REQUIREMENTS: Find each line with "screenshot" and copy it.

MATERIAL SHOWN:

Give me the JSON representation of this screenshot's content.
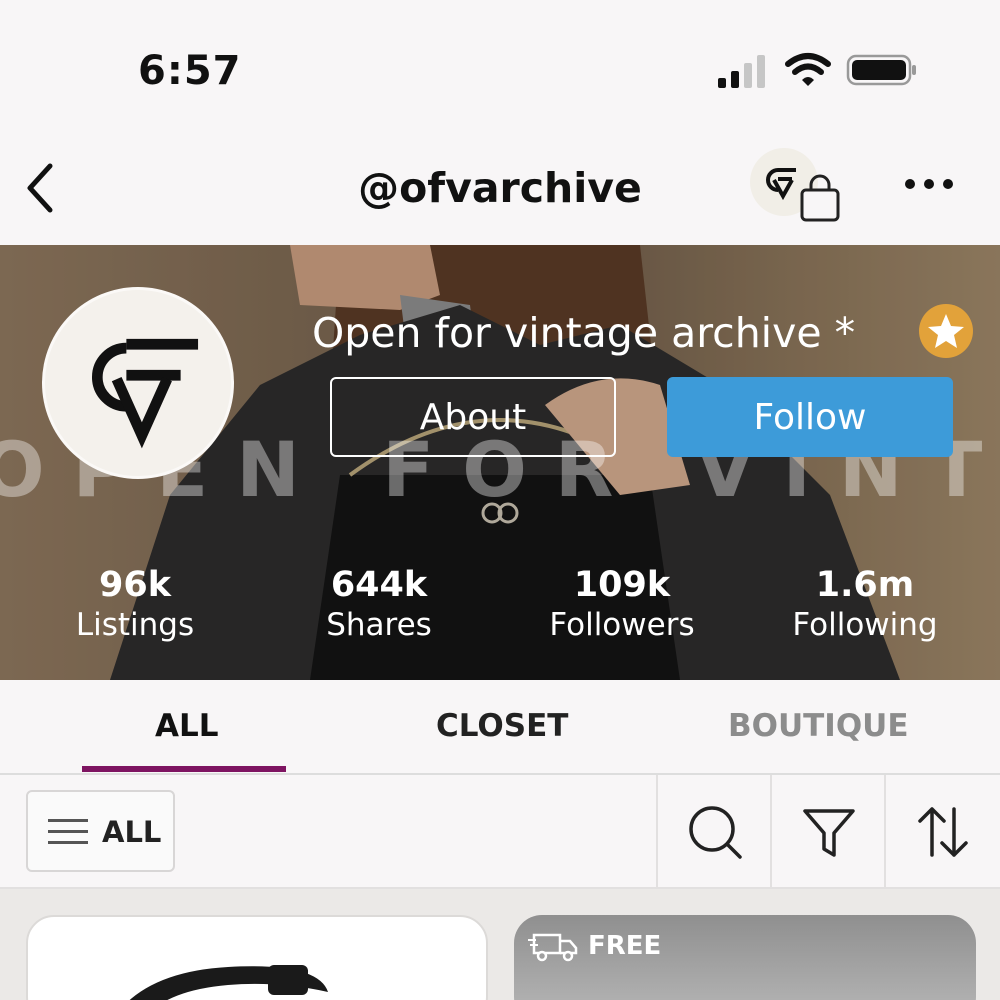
...
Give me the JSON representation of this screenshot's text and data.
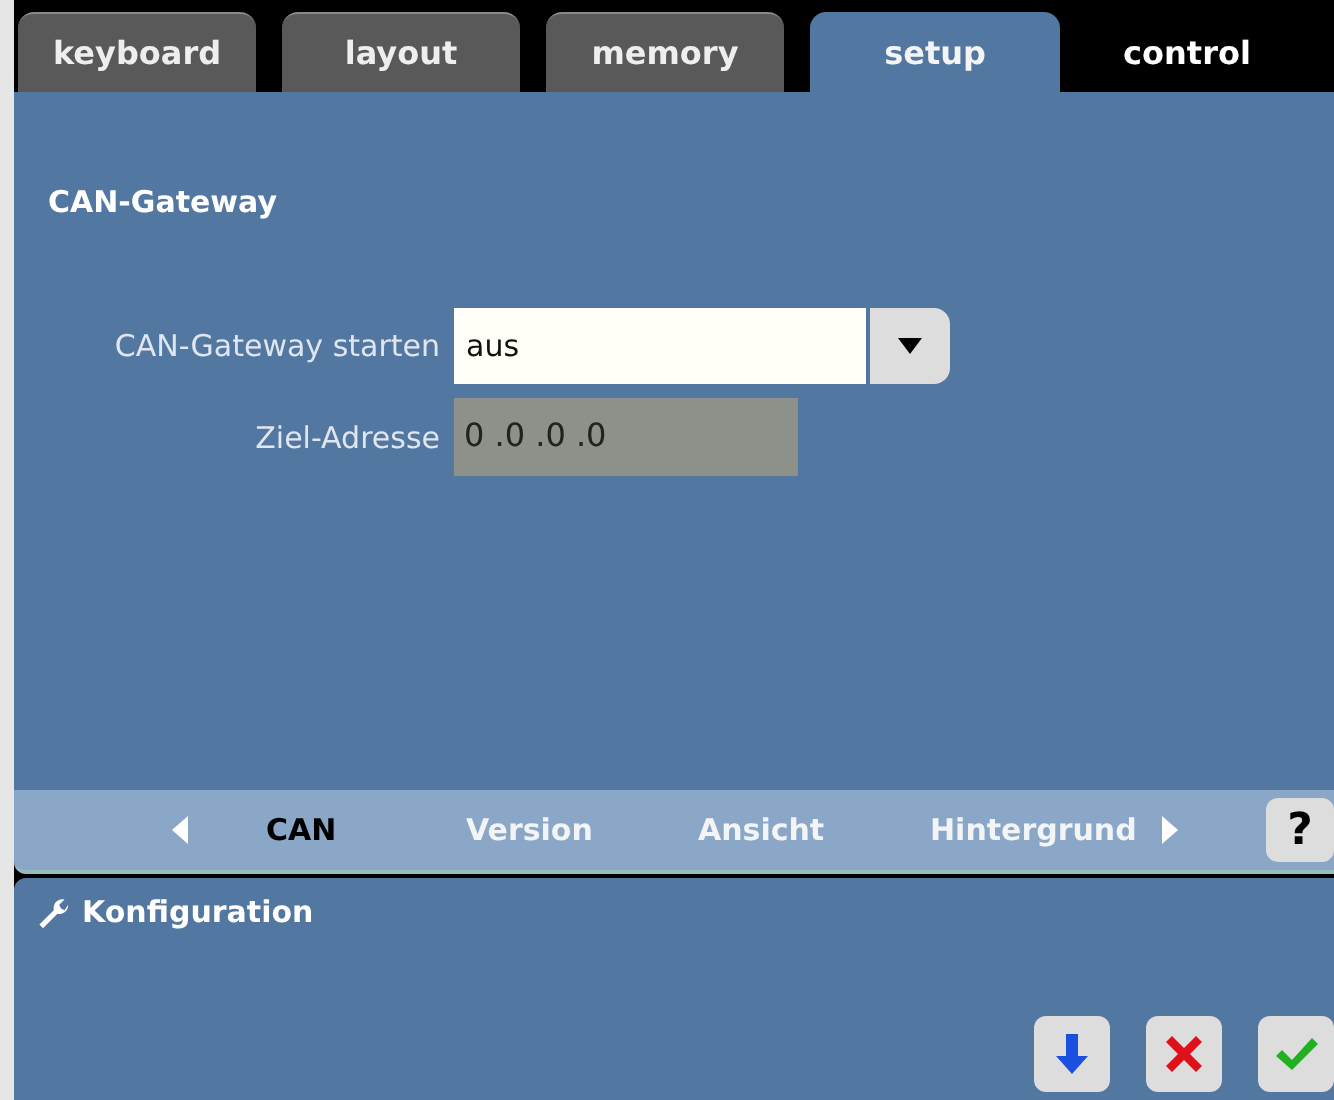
* * *
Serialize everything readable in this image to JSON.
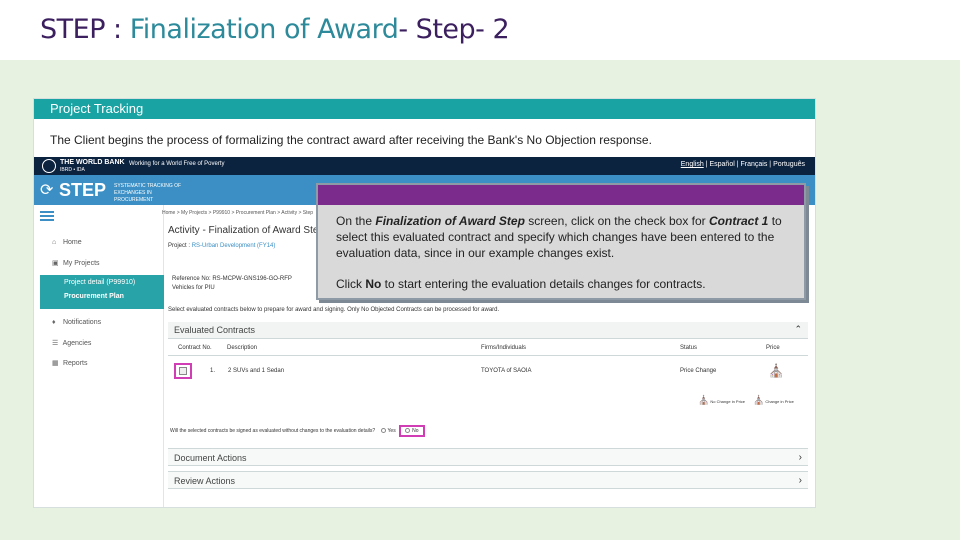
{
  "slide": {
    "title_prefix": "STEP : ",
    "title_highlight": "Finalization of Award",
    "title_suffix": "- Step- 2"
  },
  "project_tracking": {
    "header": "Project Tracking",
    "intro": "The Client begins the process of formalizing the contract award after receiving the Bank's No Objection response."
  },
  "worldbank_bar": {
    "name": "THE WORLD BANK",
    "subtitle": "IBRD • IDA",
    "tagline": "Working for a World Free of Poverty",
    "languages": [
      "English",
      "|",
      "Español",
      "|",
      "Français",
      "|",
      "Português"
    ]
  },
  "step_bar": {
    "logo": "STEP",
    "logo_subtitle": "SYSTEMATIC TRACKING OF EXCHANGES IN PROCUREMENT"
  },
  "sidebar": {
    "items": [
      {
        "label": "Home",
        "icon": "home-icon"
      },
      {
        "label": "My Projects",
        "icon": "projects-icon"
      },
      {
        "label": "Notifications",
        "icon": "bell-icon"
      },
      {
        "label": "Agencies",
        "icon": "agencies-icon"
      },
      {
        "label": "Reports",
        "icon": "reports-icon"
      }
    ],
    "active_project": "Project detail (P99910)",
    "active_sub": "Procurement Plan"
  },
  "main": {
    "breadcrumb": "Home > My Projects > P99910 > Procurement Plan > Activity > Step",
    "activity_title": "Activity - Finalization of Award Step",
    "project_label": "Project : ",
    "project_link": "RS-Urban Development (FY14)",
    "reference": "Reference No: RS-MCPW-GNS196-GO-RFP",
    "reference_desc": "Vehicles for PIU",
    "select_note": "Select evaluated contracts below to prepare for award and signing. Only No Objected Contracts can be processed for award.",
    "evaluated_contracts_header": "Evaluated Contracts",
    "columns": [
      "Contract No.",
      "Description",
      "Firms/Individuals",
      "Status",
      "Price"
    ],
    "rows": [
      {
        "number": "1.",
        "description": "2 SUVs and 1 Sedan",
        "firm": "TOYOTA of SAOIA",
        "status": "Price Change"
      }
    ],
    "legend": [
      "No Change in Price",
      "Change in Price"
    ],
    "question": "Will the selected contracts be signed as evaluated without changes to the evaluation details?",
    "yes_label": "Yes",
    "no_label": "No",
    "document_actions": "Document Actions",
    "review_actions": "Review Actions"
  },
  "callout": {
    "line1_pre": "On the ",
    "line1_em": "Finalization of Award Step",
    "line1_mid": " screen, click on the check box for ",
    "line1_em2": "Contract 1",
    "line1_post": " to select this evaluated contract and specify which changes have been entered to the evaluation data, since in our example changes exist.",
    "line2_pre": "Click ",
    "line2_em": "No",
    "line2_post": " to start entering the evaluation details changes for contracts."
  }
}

REPLY:
Give me the JSON representation of this screenshot's content.
Give me the JSON representation of this screenshot's text and data.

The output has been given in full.